Repeat the entire listing exactly as written.

— start PROVIDED DATA —

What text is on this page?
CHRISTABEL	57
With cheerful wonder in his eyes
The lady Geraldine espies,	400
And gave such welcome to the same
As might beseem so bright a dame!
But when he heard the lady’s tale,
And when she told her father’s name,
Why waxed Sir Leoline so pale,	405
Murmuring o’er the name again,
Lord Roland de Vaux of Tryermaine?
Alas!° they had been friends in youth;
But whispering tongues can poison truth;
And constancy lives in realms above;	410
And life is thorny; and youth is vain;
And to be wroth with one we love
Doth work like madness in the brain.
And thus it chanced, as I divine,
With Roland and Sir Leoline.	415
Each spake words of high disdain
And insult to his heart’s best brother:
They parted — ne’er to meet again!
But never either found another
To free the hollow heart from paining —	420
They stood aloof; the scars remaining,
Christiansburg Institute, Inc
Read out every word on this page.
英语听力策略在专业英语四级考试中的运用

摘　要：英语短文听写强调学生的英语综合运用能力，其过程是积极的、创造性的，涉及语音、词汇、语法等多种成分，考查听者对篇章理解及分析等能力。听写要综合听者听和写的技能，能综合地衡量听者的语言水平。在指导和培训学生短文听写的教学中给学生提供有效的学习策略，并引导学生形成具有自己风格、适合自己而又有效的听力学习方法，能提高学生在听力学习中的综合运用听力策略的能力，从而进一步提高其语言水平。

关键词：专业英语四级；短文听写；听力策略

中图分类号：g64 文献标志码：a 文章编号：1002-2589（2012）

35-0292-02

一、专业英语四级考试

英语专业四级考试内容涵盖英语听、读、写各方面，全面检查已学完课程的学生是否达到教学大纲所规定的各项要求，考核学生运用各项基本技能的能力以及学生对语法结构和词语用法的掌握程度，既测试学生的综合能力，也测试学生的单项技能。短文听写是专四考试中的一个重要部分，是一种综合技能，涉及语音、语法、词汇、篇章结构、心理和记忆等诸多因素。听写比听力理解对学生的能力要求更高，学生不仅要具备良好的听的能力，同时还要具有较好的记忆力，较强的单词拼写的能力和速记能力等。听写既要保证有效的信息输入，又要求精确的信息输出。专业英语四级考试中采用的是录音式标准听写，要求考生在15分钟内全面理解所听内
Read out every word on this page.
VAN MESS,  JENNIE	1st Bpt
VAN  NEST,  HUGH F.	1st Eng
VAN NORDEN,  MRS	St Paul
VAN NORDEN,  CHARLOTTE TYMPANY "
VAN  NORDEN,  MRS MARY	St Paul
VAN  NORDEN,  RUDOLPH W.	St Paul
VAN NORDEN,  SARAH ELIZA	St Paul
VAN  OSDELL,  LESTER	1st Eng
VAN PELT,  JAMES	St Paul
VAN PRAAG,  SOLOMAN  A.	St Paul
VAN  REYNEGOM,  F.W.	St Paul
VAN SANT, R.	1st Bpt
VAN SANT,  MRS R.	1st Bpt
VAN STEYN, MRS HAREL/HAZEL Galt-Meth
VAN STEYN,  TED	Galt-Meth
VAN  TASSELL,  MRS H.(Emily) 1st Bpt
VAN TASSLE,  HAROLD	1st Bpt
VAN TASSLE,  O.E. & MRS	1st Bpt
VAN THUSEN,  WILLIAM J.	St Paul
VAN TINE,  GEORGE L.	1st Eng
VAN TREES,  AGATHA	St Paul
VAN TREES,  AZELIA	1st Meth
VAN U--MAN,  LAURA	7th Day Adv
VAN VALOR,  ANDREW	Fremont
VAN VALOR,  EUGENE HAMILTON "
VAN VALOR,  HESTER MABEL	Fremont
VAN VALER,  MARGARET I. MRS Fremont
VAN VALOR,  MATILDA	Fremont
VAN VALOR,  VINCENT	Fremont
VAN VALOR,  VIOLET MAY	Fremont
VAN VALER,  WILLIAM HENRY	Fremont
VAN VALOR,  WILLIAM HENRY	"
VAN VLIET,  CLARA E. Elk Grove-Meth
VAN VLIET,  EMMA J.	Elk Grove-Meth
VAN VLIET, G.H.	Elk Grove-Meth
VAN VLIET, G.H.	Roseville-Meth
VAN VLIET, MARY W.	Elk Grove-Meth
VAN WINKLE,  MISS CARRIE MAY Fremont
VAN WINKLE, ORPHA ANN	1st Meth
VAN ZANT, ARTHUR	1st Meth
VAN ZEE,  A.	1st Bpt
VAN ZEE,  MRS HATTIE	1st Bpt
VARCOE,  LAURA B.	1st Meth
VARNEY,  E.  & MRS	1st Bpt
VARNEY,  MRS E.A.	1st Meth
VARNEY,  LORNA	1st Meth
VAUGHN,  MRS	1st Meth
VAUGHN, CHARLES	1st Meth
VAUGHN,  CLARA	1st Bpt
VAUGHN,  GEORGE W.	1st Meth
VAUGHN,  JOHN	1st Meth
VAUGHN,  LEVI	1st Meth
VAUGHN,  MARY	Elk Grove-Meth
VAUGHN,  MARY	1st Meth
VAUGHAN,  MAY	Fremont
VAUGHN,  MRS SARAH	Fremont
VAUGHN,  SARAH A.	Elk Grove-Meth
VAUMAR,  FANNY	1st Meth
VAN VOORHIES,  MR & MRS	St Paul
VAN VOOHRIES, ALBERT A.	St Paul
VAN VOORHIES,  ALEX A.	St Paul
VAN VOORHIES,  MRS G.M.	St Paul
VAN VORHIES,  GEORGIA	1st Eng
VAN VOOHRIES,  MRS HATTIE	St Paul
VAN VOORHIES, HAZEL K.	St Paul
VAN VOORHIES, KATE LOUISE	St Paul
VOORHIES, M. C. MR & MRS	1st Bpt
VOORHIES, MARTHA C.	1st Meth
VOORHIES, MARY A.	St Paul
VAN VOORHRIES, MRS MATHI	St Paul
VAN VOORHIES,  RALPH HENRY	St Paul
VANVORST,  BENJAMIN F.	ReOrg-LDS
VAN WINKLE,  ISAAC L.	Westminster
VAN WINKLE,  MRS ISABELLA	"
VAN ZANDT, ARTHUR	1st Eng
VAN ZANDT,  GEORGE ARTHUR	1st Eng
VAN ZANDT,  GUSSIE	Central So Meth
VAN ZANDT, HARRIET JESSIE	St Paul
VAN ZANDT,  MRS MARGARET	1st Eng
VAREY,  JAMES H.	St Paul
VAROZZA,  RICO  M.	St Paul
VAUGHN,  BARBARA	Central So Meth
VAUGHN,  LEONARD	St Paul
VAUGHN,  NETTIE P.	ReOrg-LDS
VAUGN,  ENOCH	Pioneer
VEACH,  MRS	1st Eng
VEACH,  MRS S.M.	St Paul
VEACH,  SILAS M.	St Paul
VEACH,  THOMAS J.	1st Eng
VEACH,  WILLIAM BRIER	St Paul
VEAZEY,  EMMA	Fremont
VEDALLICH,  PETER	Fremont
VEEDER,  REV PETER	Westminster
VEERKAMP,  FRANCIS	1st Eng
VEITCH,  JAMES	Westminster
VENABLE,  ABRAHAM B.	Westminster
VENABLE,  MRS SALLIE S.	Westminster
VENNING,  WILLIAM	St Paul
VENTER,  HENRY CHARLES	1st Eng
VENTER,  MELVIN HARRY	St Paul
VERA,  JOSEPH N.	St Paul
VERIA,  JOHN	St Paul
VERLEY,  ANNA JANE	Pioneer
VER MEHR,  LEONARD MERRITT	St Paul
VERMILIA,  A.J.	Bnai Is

— end PROVIDED DATA —

* [REPLY TO THE EXERCISE]
What text is on this page?
CHRISTABEL	57
With cheerful wonder in his eyes
The lady Geraldine espies,	400
And gave such welcome to the same
As might beseem so bright a dame!
But when he heard the lady’s tale,
And when she told her father’s name,
Why waxed Sir Leoline so pale,	405
Murmuring o’er the name again,
Lord Roland de Vaux of Tryermaine?
Alas!° they had been friends in youth;
But whispering tongues can poison truth;
And constancy lives in realms above;	410
And life is thorny; and youth is vain;
And to be wroth with one we love
Doth work like madness in the brain.
And thus it chanced, as I divine,
With Roland and Sir Leoline.	415
Each spake words of high disdain
And insult to his heart’s best brother:
They parted — ne’er to meet again!
But never either found another
To free the hollow heart from paining —	420
They stood aloof; the scars remaining,
Christiansburg Institute, Inc
Read out every word on this page.
英语听力策略在专业英语四级考试中的运用

摘　要：英语短文听写强调学生的英语综合运用能力，其过程是积极的、创造性的，涉及语音、词汇、语法等多种成分，考查听者对篇章理解及分析等能力。听写要综合听者听和写的技能，能综合地衡量听者的语言水平。在指导和培训学生短文听写的教学中给学生提供有效的学习策略，并引导学生形成具有自己风格、适合自己而又有效的听力学习方法，能提高学生在听力学习中的综合运用听力策略的能力，从而进一步提高其语言水平。

关键词：专业英语四级；短文听写；听力策略

中图分类号：g64 文献标志码：a 文章编号：1002-2589（2012）

35-0292-02

一、专业英语四级考试

英语专业四级考试内容涵盖英语听、读、写各方面，全面检查已学完课程的学生是否达到教学大纲所规定的各项要求，考核学生运用各项基本技能的能力以及学生对语法结构和词语用法的掌握程度，既测试学生的综合能力，也测试学生的单项技能。短文听写是专四考试中的一个重要部分，是一种综合技能，涉及语音、语法、词汇、篇章结构、心理和记忆等诸多因素。听写比听力理解对学生的能力要求更高，学生不仅要具备良好的听的能力，同时还要具有较好的记忆力，较强的单词拼写的能力和速记能力等。听写既要保证有效的信息输入，又要求精确的信息输出。专业英语四级考试中采用的是录音式标准听写，要求考生在15分钟内全面理解所听内
Read out every word on this page.
VAN MESS,  JENNIE	1st Bpt
VAN  NEST,  HUGH F.	1st Eng
VAN NORDEN,  MRS	St Paul
VAN NORDEN,  CHARLOTTE TYMPANY "
VAN  NORDEN,  MRS MARY	St Paul
VAN  NORDEN,  RUDOLPH W.	St Paul
VAN NORDEN,  SARAH ELIZA	St Paul
VAN  OSDELL,  LESTER	1st Eng
VAN PELT,  JAMES	St Paul
VAN PRAAG,  SOLOMAN  A.	St Paul
VAN  REYNEGOM,  F.W.	St Paul
VAN SANT, R.	1st Bpt
VAN SANT,  MRS R.	1st Bpt
VAN STEYN, MRS HAREL/HAZEL Galt-Meth
VAN STEYN,  TED	Galt-Meth
VAN  TASSELL,  MRS H.(Emily) 1st Bpt
VAN TASSLE,  HAROLD	1st Bpt
VAN TASSLE,  O.E. & MRS	1st Bpt
VAN THUSEN,  WILLIAM J.	St Paul
VAN TINE,  GEORGE L.	1st Eng
VAN TREES,  AGATHA	St Paul
VAN TREES,  AZELIA	1st Meth
VAN U--MAN,  LAURA	7th Day Adv
VAN VALOR,  ANDREW	Fremont
VAN VALOR,  EUGENE HAMILTON "
VAN VALOR,  HESTER MABEL	Fremont
VAN VALER,  MARGARET I. MRS Fremont
VAN VALOR,  MATILDA	Fremont
VAN VALOR,  VINCENT	Fremont
VAN VALOR,  VIOLET MAY	Fremont
VAN VALER,  WILLIAM HENRY	Fremont
VAN VALOR,  WILLIAM HENRY	"
VAN VLIET,  CLARA E. Elk Grove-Meth
VAN VLIET,  EMMA J.	Elk Grove-Meth
VAN VLIET, G.H.	Elk Grove-Meth
VAN VLIET, G.H.	Roseville-Meth
VAN VLIET, MARY W.	Elk Grove-Meth
VAN WINKLE,  MISS CARRIE MAY Fremont
VAN WINKLE, ORPHA ANN	1st Meth
VAN ZANT, ARTHUR	1st Meth
VAN ZEE,  A.	1st Bpt
VAN ZEE,  MRS HATTIE	1st Bpt
VARCOE,  LAURA B.	1st Meth
VARNEY,  E.  & MRS	1st Bpt
VARNEY,  MRS E.A.	1st Meth
VARNEY,  LORNA	1st Meth
VAUGHN,  MRS	1st Meth
VAUGHN, CHARLES	1st Meth
VAUGHN,  CLARA	1st Bpt
VAUGHN,  GEORGE W.	1st Meth
VAUGHN,  JOHN	1st Meth
VAUGHN,  LEVI	1st Meth
VAUGHN,  MARY	Elk Grove-Meth
VAUGHN,  MARY	1st Meth
VAUGHAN,  MAY	Fremont
VAUGHN,  MRS SARAH	Fremont
VAUGHN,  SARAH A.	Elk Grove-Meth
VAUMAR,  FANNY	1st Meth
VAN VOORHIES,  MR & MRS	St Paul
VAN VOOHRIES, ALBERT A.	St Paul
VAN VOORHIES,  ALEX A.	St Paul
VAN VOORHIES,  MRS G.M.	St Paul
VAN VORHIES,  GEORGIA	1st Eng
VAN VOOHRIES,  MRS HATTIE	St Paul
VAN VOORHIES, HAZEL K.	St Paul
VAN VOORHIES, KATE LOUISE	St Paul
VOORHIES, M. C. MR & MRS	1st Bpt
VOORHIES, MARTHA C.	1st Meth
VOORHIES, MARY A.	St Paul
VAN VOORHRIES, MRS MATHI	St Paul
VAN VOORHIES,  RALPH HENRY	St Paul
VANVORST,  BENJAMIN F.	ReOrg-LDS
VAN WINKLE,  ISAAC L.	Westminster
VAN WINKLE,  MRS ISABELLA	"
VAN ZANDT, ARTHUR	1st Eng
VAN ZANDT,  GEORGE ARTHUR	1st Eng
VAN ZANDT,  GUSSIE	Central So Meth
VAN ZANDT, HARRIET JESSIE	St Paul
VAN ZANDT,  MRS MARGARET	1st Eng
VAREY,  JAMES H.	St Paul
VAROZZA,  RICO  M.	St Paul
VAUGHN,  BARBARA	Central So Meth
VAUGHN,  LEONARD	St Paul
VAUGHN,  NETTIE P.	ReOrg-LDS
VAUGN,  ENOCH	Pioneer
VEACH,  MRS	1st Eng
VEACH,  MRS S.M.	St Paul
VEACH,  SILAS M.	St Paul
VEACH,  THOMAS J.	1st Eng
VEACH,  WILLIAM BRIER	St Paul
VEAZEY,  EMMA	Fremont
VEDALLICH,  PETER	Fremont
VEEDER,  REV PETER	Westminster
VEERKAMP,  FRANCIS	1st Eng
VEITCH,  JAMES	Westminster
VENABLE,  ABRAHAM B.	Westminster
VENABLE,  MRS SALLIE S.	Westminster
VENNING,  WILLIAM	St Paul
VENTER,  HENRY CHARLES	1st Eng
VENTER,  MELVIN HARRY	St Paul
VERA,  JOSEPH N.	St Paul
VERIA,  JOHN	St Paul
VERLEY,  ANNA JANE	Pioneer
VER MEHR,  LEONARD MERRITT	St Paul
VERMILIA,  A.J.	Bnai Is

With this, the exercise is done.